----- Material for the task -----
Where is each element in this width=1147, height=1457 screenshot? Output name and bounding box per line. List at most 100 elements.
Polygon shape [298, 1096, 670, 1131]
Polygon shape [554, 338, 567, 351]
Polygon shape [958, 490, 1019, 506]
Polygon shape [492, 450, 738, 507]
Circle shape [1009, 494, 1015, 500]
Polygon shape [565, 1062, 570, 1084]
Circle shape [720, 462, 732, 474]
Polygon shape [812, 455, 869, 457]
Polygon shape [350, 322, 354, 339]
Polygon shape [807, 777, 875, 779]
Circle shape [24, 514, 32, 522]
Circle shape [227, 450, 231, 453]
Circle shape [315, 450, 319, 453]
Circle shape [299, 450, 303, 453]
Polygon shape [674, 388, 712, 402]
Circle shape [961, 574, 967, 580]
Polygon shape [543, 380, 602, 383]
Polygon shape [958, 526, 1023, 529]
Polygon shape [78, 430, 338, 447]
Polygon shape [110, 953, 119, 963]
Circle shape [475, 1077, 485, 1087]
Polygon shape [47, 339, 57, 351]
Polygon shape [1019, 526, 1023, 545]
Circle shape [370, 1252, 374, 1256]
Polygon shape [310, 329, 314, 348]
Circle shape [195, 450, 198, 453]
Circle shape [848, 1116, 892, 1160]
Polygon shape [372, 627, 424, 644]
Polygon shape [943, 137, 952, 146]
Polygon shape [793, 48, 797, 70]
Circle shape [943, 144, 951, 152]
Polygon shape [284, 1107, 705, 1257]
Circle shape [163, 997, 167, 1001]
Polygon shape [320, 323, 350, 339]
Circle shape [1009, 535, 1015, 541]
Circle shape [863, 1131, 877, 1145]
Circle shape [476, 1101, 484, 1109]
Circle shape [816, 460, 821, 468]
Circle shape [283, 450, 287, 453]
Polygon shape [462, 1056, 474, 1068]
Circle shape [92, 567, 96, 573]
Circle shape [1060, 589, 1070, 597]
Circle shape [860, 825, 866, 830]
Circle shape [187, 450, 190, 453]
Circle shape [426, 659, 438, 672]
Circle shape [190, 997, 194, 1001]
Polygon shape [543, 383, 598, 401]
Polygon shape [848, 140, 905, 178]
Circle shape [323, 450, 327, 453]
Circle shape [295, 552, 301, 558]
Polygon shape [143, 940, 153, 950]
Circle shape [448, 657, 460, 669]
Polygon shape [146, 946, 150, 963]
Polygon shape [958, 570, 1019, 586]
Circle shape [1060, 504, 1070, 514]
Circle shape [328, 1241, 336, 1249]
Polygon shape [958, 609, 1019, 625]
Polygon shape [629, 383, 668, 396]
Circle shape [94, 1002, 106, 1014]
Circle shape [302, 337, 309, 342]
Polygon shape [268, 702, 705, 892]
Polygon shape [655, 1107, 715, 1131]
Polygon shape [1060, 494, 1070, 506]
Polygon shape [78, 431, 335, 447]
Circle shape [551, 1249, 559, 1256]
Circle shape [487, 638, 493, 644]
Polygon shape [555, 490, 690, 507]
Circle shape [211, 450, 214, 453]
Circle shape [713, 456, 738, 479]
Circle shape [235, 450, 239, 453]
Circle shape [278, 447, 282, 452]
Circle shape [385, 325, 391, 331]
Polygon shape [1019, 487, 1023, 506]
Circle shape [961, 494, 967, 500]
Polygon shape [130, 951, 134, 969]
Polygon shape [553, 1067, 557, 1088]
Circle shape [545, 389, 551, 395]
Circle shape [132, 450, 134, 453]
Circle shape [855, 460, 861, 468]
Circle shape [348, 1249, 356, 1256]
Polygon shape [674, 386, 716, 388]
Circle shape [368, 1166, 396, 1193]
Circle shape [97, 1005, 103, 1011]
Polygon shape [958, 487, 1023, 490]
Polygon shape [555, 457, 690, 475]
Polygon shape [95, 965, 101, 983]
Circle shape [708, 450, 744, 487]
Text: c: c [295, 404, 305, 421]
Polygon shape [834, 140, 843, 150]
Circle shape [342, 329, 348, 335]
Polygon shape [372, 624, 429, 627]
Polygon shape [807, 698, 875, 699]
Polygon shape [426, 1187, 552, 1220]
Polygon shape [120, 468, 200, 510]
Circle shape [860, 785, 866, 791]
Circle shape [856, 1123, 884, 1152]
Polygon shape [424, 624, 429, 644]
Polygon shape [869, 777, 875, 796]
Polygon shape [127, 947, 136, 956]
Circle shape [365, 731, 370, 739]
-----
> **Work instructions**:
Print every line of the data above verbatim, from the first line to the last.

> **Complete response**:
Where is each element in this width=1147, height=1457 screenshot? Output name and bounding box per line. List at most 100 elements.
Polygon shape [298, 1096, 670, 1131]
Polygon shape [554, 338, 567, 351]
Polygon shape [958, 490, 1019, 506]
Polygon shape [492, 450, 738, 507]
Circle shape [1009, 494, 1015, 500]
Polygon shape [565, 1062, 570, 1084]
Circle shape [720, 462, 732, 474]
Polygon shape [812, 455, 869, 457]
Polygon shape [350, 322, 354, 339]
Polygon shape [807, 777, 875, 779]
Circle shape [24, 514, 32, 522]
Circle shape [227, 450, 231, 453]
Circle shape [315, 450, 319, 453]
Circle shape [299, 450, 303, 453]
Polygon shape [674, 388, 712, 402]
Circle shape [961, 574, 967, 580]
Polygon shape [543, 380, 602, 383]
Polygon shape [958, 526, 1023, 529]
Polygon shape [78, 430, 338, 447]
Polygon shape [110, 953, 119, 963]
Circle shape [475, 1077, 485, 1087]
Polygon shape [47, 339, 57, 351]
Polygon shape [1019, 526, 1023, 545]
Circle shape [370, 1252, 374, 1256]
Polygon shape [310, 329, 314, 348]
Circle shape [195, 450, 198, 453]
Circle shape [848, 1116, 892, 1160]
Polygon shape [372, 627, 424, 644]
Polygon shape [943, 137, 952, 146]
Polygon shape [793, 48, 797, 70]
Circle shape [943, 144, 951, 152]
Polygon shape [284, 1107, 705, 1257]
Circle shape [163, 997, 167, 1001]
Polygon shape [320, 323, 350, 339]
Circle shape [1009, 535, 1015, 541]
Circle shape [863, 1131, 877, 1145]
Circle shape [476, 1101, 484, 1109]
Circle shape [816, 460, 821, 468]
Circle shape [283, 450, 287, 453]
Polygon shape [462, 1056, 474, 1068]
Circle shape [92, 567, 96, 573]
Circle shape [1060, 589, 1070, 597]
Circle shape [860, 825, 866, 830]
Circle shape [187, 450, 190, 453]
Circle shape [426, 659, 438, 672]
Circle shape [190, 997, 194, 1001]
Polygon shape [543, 383, 598, 401]
Polygon shape [848, 140, 905, 178]
Circle shape [323, 450, 327, 453]
Circle shape [295, 552, 301, 558]
Polygon shape [143, 940, 153, 950]
Circle shape [448, 657, 460, 669]
Polygon shape [146, 946, 150, 963]
Polygon shape [958, 570, 1019, 586]
Circle shape [1060, 504, 1070, 514]
Circle shape [328, 1241, 336, 1249]
Polygon shape [958, 609, 1019, 625]
Polygon shape [629, 383, 668, 396]
Circle shape [94, 1002, 106, 1014]
Circle shape [302, 337, 309, 342]
Polygon shape [268, 702, 705, 892]
Polygon shape [655, 1107, 715, 1131]
Polygon shape [1060, 494, 1070, 506]
Polygon shape [78, 431, 335, 447]
Circle shape [551, 1249, 559, 1256]
Circle shape [487, 638, 493, 644]
Polygon shape [555, 490, 690, 507]
Circle shape [211, 450, 214, 453]
Circle shape [713, 456, 738, 479]
Circle shape [235, 450, 239, 453]
Circle shape [278, 447, 282, 452]
Circle shape [385, 325, 391, 331]
Polygon shape [1019, 487, 1023, 506]
Circle shape [961, 494, 967, 500]
Polygon shape [130, 951, 134, 969]
Polygon shape [553, 1067, 557, 1088]
Circle shape [545, 389, 551, 395]
Circle shape [132, 450, 134, 453]
Circle shape [855, 460, 861, 468]
Circle shape [348, 1249, 356, 1256]
Polygon shape [674, 386, 716, 388]
Circle shape [368, 1166, 396, 1193]
Circle shape [97, 1005, 103, 1011]
Polygon shape [958, 487, 1023, 490]
Polygon shape [555, 457, 690, 475]
Polygon shape [95, 965, 101, 983]
Circle shape [708, 450, 744, 487]
Text: c: c [295, 404, 305, 421]
Polygon shape [834, 140, 843, 150]
Circle shape [342, 329, 348, 335]
Polygon shape [372, 624, 429, 627]
Polygon shape [807, 698, 875, 699]
Polygon shape [426, 1187, 552, 1220]
Polygon shape [120, 468, 200, 510]
Circle shape [860, 785, 866, 791]
Circle shape [856, 1123, 884, 1152]
Polygon shape [424, 624, 429, 644]
Polygon shape [869, 777, 875, 796]
Polygon shape [127, 947, 136, 956]
Circle shape [365, 731, 370, 739]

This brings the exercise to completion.